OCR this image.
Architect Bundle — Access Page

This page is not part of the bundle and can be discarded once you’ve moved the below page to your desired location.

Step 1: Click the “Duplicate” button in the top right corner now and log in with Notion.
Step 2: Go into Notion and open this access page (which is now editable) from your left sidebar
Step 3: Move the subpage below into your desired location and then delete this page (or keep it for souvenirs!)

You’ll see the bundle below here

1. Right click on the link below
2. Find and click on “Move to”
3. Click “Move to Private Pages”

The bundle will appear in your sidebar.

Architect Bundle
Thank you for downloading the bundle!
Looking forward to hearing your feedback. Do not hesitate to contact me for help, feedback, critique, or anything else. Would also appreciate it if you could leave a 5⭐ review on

**Job**
Output the records verbatim, from the first line to the last.

**Answer for the task**
OCR this image.
Architect Bundle — Access Page

This page is not part of the bundle and can be discarded once you’ve moved the below page to your desired location.

Step 1: Click the “Duplicate” button in the top right corner now and log in with Notion.
Step 2: Go into Notion and open this access page (which is now editable) from your left sidebar
Step 3: Move the subpage below into your desired location and then delete this page (or keep it for souvenirs!)

You’ll see the bundle below here

1. Right click on the link below
2. Find and click on “Move to”
3. Click “Move to Private Pages”

The bundle will appear in your sidebar.

Architect Bundle
Thank you for downloading the bundle!
Looking forward to hearing your feedback. Do not hesitate to contact me for help, feedback, critique, or anything else. Would also appreciate it if you could leave a 5⭐ review on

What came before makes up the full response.